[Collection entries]

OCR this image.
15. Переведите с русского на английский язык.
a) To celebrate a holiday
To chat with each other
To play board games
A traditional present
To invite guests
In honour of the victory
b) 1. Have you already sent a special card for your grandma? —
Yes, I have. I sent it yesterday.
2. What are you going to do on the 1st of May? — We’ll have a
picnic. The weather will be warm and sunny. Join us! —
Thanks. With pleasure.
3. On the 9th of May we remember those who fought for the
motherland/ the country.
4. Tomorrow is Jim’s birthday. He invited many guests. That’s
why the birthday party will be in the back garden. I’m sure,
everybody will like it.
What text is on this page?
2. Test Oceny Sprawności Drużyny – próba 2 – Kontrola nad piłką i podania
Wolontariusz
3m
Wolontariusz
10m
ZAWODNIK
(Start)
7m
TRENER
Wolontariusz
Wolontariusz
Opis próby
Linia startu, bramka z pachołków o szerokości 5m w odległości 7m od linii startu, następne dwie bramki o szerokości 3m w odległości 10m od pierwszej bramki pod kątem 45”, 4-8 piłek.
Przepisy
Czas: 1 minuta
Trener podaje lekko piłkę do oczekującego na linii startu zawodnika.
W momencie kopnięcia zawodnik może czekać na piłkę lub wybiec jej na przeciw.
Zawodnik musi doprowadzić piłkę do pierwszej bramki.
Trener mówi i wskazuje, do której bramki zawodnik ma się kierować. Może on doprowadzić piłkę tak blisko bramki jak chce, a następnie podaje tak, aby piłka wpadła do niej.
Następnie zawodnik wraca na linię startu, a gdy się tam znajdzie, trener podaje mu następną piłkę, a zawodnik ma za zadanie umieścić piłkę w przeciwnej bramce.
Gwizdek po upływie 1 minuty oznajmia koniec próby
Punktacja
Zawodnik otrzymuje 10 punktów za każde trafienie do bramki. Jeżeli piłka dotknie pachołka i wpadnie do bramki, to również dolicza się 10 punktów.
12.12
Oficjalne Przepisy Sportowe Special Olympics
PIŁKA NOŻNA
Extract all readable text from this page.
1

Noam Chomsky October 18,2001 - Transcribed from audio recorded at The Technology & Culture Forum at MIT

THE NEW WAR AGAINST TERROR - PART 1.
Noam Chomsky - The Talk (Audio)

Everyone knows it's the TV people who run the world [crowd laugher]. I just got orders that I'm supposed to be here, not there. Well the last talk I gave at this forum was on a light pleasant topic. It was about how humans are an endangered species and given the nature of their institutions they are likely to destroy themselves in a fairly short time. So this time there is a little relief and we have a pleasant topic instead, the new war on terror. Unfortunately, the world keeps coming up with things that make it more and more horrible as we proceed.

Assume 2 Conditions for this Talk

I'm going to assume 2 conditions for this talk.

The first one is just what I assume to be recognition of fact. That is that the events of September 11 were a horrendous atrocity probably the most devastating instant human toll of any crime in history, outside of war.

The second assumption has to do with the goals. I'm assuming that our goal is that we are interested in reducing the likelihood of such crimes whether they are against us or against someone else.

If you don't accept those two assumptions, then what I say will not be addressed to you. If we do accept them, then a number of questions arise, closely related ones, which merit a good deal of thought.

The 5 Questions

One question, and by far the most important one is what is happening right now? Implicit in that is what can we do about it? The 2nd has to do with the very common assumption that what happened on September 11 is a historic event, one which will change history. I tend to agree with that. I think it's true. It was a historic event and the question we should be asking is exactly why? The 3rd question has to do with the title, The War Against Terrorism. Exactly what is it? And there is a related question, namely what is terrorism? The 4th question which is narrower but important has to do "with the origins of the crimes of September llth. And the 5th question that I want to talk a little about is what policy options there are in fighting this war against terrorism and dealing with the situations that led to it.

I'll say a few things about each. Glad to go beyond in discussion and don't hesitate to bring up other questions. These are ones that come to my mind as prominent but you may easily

What is required: Retype the listing exactly, in full.

Task solution:
OCR this image.
15. Переведите с русского на английский язык.
a) To celebrate a holiday
To chat with each other
To play board games
A traditional present
To invite guests
In honour of the victory
b) 1. Have you already sent a special card for your grandma? —
Yes, I have. I sent it yesterday.
2. What are you going to do on the 1st of May? — We’ll have a
picnic. The weather will be warm and sunny. Join us! —
Thanks. With pleasure.
3. On the 9th of May we remember those who fought for the
motherland/ the country.
4. Tomorrow is Jim’s birthday. He invited many guests. That’s
why the birthday party will be in the back garden. I’m sure,
everybody will like it.
What text is on this page?
2. Test Oceny Sprawności Drużyny – próba 2 – Kontrola nad piłką i podania
Wolontariusz
3m
Wolontariusz
10m
ZAWODNIK
(Start)
7m
TRENER
Wolontariusz
Wolontariusz
Opis próby
Linia startu, bramka z pachołków o szerokości 5m w odległości 7m od linii startu, następne dwie bramki o szerokości 3m w odległości 10m od pierwszej bramki pod kątem 45”, 4-8 piłek.
Przepisy
Czas: 1 minuta
Trener podaje lekko piłkę do oczekującego na linii startu zawodnika.
W momencie kopnięcia zawodnik może czekać na piłkę lub wybiec jej na przeciw.
Zawodnik musi doprowadzić piłkę do pierwszej bramki.
Trener mówi i wskazuje, do której bramki zawodnik ma się kierować. Może on doprowadzić piłkę tak blisko bramki jak chce, a następnie podaje tak, aby piłka wpadła do niej.
Następnie zawodnik wraca na linię startu, a gdy się tam znajdzie, trener podaje mu następną piłkę, a zawodnik ma za zadanie umieścić piłkę w przeciwnej bramce.
Gwizdek po upływie 1 minuty oznajmia koniec próby
Punktacja
Zawodnik otrzymuje 10 punktów za każde trafienie do bramki. Jeżeli piłka dotknie pachołka i wpadnie do bramki, to również dolicza się 10 punktów.
12.12
Oficjalne Przepisy Sportowe Special Olympics
PIŁKA NOŻNA
Extract all readable text from this page.
1

Noam Chomsky October 18,2001 - Transcribed from audio recorded at The Technology & Culture Forum at MIT

THE NEW WAR AGAINST TERROR - PART 1.
Noam Chomsky - The Talk (Audio)

Everyone knows it's the TV people who run the world [crowd laugher]. I just got orders that I'm supposed to be here, not there. Well the last talk I gave at this forum was on a light pleasant topic. It was about how humans are an endangered species and given the nature of their institutions they are likely to destroy themselves in a fairly short time. So this time there is a little relief and we have a pleasant topic instead, the new war on terror. Unfortunately, the world keeps coming up with things that make it more and more horrible as we proceed.

Assume 2 Conditions for this Talk

I'm going to assume 2 conditions for this talk.

The first one is just what I assume to be recognition of fact. That is that the events of September 11 were a horrendous atrocity probably the most devastating instant human toll of any crime in history, outside of war.

The second assumption has to do with the goals. I'm assuming that our goal is that we are interested in reducing the likelihood of such crimes whether they are against us or against someone else.

If you don't accept those two assumptions, then what I say will not be addressed to you. If we do accept them, then a number of questions arise, closely related ones, which merit a good deal of thought.

The 5 Questions

One question, and by far the most important one is what is happening right now? Implicit in that is what can we do about it? The 2nd has to do with the very common assumption that what happened on September 11 is a historic event, one which will change history. I tend to agree with that. I think it's true. It was a historic event and the question we should be asking is exactly why? The 3rd question has to do with the title, The War Against Terrorism. Exactly what is it? And there is a related question, namely what is terrorism? The 4th question which is narrower but important has to do "with the origins of the crimes of September llth. And the 5th question that I want to talk a little about is what policy options there are in fighting this war against terrorism and dealing with the situations that led to it.

I'll say a few things about each. Glad to go beyond in discussion and don't hesitate to bring up other questions. These are ones that come to my mind as prominent but you may easily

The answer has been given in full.